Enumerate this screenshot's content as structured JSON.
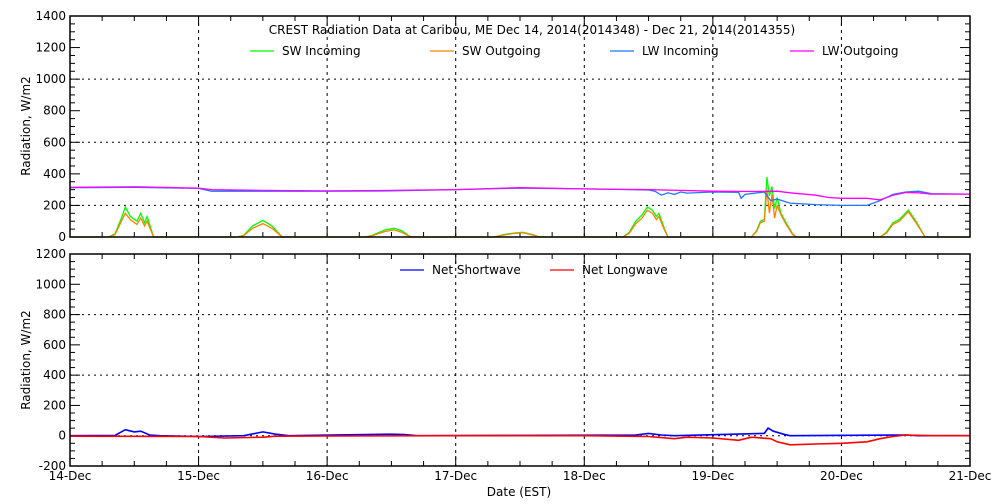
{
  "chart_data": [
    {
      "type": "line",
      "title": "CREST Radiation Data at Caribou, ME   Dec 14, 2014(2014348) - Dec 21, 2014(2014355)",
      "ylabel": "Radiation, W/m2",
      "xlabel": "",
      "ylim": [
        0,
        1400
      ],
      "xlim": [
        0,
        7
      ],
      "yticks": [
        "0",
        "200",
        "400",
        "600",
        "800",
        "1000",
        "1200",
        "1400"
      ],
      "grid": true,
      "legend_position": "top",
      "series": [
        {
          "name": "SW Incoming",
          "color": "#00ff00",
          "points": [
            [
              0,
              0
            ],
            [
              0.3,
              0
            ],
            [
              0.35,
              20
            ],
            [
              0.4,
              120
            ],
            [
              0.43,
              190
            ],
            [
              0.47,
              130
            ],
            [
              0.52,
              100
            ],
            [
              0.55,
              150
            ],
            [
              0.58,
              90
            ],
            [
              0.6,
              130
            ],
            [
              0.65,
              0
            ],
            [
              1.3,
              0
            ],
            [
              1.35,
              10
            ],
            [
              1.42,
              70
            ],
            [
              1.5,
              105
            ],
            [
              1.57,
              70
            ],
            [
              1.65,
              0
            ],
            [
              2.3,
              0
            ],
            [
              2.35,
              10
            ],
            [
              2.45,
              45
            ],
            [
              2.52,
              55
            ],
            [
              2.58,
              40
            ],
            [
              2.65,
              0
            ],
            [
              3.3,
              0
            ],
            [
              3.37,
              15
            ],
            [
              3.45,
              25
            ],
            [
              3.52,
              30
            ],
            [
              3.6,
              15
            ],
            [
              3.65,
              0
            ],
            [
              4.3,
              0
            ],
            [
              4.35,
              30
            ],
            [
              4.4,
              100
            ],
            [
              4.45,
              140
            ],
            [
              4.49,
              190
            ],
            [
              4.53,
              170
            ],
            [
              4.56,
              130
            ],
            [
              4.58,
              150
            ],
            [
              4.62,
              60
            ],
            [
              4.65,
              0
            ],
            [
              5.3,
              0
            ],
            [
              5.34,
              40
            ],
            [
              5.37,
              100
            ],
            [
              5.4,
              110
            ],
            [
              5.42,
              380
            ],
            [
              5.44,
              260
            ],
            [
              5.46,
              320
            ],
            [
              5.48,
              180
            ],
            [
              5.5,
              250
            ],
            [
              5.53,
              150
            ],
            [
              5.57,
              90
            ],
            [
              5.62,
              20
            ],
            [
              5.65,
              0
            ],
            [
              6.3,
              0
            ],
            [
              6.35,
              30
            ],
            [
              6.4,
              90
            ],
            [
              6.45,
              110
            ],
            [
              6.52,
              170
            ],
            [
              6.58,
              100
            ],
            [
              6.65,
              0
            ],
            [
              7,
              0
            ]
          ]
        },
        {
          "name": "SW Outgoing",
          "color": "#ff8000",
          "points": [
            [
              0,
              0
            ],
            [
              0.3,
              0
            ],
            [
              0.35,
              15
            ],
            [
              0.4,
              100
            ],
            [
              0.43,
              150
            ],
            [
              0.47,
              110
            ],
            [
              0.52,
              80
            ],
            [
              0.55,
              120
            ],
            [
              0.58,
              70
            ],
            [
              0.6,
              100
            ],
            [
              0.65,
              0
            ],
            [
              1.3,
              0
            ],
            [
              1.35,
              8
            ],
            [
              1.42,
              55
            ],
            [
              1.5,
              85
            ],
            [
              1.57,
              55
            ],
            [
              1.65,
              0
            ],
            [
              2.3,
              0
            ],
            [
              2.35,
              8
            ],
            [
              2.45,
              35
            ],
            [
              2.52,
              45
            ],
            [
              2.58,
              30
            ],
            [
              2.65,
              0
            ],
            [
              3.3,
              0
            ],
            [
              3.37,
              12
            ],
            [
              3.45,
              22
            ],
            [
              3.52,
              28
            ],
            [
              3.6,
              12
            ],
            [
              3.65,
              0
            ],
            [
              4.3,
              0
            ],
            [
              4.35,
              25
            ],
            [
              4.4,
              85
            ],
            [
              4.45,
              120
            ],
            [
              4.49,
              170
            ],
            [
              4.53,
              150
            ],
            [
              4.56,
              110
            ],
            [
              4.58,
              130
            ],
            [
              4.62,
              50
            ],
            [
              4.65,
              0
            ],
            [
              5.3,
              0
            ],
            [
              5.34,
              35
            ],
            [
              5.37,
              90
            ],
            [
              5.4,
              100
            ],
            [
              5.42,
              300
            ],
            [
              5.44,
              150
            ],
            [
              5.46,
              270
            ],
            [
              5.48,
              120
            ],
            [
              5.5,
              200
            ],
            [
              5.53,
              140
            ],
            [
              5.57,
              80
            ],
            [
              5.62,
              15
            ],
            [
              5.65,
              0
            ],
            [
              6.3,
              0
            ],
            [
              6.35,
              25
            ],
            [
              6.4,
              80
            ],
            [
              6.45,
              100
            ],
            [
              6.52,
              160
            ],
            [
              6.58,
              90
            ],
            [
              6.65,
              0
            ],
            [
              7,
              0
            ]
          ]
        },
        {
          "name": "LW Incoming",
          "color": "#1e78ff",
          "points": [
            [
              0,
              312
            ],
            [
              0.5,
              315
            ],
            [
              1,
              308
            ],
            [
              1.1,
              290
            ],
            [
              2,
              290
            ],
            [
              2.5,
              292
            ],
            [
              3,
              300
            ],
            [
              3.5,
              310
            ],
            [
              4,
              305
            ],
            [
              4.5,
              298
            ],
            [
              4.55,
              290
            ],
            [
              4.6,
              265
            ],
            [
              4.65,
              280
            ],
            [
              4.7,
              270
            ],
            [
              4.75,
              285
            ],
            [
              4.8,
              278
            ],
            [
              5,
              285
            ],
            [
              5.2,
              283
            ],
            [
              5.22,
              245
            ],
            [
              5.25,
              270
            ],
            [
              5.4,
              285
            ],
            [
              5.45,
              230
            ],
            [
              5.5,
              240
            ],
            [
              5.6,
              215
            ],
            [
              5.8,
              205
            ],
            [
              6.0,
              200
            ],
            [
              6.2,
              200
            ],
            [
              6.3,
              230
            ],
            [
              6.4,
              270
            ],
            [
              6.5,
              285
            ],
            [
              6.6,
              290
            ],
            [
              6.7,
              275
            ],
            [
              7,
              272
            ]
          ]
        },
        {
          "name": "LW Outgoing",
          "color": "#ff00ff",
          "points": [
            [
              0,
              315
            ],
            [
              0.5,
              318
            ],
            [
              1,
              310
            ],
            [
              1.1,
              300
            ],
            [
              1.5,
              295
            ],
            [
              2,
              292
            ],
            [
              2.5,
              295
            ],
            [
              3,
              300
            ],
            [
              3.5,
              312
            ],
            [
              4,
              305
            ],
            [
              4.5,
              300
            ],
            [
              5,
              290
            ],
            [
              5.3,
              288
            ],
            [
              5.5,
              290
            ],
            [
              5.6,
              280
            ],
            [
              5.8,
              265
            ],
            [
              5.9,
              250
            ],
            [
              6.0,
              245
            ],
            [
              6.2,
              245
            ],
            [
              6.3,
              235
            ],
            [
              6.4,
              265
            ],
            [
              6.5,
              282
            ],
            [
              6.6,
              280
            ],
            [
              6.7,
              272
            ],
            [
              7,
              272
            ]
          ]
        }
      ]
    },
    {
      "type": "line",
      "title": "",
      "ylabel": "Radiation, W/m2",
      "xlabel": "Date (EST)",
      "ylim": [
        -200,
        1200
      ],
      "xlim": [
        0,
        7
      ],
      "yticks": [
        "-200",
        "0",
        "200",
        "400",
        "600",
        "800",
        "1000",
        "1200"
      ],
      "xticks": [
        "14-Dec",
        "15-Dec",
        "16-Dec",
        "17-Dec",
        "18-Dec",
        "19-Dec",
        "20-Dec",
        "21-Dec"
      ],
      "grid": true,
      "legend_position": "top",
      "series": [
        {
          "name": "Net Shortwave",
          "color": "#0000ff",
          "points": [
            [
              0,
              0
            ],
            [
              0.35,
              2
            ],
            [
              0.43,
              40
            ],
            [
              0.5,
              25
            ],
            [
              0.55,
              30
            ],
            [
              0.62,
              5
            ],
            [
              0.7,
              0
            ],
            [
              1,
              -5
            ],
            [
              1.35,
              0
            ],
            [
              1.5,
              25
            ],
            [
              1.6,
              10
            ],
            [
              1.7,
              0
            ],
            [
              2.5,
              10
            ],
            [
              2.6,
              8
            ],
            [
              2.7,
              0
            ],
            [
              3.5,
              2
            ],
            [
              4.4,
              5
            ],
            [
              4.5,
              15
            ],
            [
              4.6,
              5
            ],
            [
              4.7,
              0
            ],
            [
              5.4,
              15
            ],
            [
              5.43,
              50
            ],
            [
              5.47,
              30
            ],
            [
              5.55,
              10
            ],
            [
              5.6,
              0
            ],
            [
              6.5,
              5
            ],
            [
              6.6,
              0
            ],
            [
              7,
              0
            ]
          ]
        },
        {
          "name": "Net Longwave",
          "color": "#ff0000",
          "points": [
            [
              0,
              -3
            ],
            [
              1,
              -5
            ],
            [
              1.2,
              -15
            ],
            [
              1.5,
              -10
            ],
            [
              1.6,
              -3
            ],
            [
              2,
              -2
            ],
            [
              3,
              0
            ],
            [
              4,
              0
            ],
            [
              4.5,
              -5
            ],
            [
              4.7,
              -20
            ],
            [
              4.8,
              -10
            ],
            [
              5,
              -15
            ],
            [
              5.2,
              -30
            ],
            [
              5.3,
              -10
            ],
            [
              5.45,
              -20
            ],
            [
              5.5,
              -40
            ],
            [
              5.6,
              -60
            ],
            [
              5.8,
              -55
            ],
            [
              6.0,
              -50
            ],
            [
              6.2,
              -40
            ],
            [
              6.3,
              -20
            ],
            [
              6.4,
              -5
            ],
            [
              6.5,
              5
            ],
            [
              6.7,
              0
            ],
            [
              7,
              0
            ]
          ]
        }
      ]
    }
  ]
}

● **Exercise requirements**
What is the number of lines that hold the string "title"? Reply with that number alone.

● **Task output**
2